→ **Dataset extract**
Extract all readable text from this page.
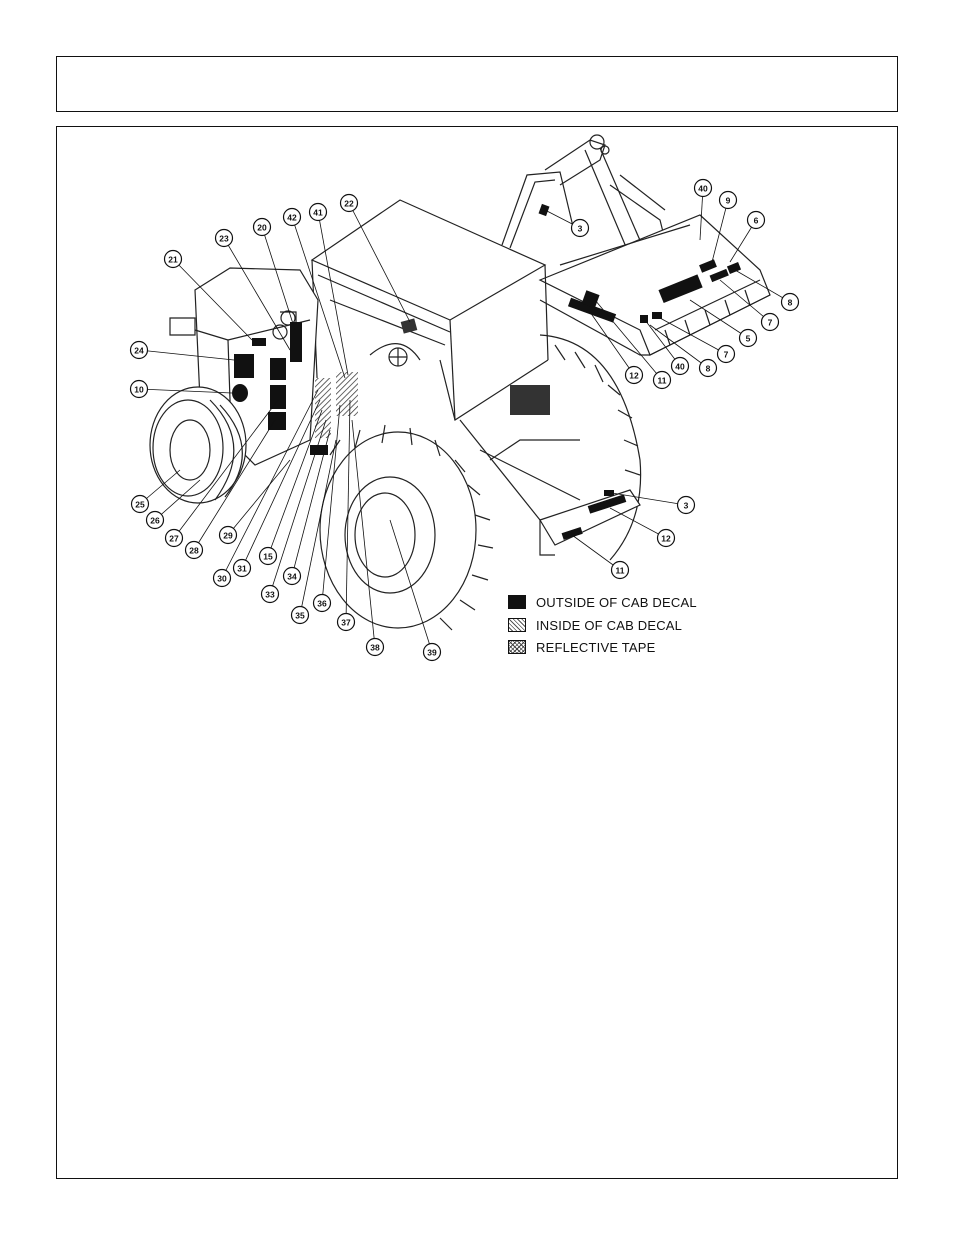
3
40
9
6
8
7
5
7
8
40
11
12
3
12
11
22
41
42
20
23
21
24
10
25
26
27
28
29
30
31
15
33
34
35
36
37
38	39
OUTSIDE OF CAB DECAL
INSIDE OF CAB DECAL
REFLECTIVE TAPE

→ **Description of the task**
Reproduce all of the entries word for word, skipping any pictures they hold.

→ **Written answer**
Extract all readable text from this page.
3
40
9
6
8
7
5
7
8
40
11
12
3
12
11
22
41
42
20
23
21
24
10
25
26
27
28
29
30
31
15
33
34
35
36
37
38	39
OUTSIDE OF CAB DECAL
INSIDE OF CAB DECAL
REFLECTIVE TAPE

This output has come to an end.